(Information supplied):
____________

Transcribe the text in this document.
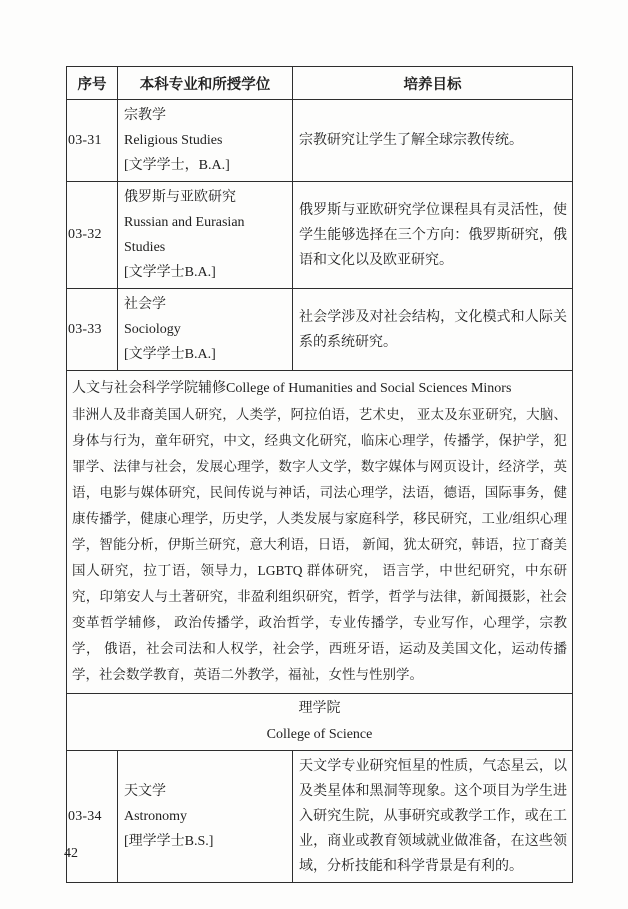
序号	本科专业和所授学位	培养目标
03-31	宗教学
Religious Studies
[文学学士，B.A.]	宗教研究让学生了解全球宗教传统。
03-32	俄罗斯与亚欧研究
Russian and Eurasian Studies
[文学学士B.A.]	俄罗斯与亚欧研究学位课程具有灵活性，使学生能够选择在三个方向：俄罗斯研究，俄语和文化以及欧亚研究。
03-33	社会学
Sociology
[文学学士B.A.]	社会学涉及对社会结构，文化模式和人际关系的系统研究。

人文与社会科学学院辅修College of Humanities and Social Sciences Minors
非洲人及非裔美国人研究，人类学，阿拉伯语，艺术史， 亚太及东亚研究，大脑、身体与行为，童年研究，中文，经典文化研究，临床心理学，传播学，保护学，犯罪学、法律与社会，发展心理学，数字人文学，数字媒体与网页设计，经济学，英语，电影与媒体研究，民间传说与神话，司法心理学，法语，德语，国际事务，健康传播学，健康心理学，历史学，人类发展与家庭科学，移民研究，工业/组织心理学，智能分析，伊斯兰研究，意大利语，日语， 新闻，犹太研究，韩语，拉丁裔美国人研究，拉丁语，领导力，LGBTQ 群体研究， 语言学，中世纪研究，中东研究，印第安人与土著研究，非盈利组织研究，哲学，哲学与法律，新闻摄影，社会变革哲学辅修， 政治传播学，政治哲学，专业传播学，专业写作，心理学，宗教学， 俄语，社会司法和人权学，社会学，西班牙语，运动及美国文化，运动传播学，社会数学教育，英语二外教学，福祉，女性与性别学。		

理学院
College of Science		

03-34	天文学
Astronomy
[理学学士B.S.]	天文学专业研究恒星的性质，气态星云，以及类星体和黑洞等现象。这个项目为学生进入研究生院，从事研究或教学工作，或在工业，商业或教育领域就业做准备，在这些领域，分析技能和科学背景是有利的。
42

____________

(What to produce):
Using the records above, say how many lines include the string "文学学士B". Only the number is wanted.

(Finished exercise):
2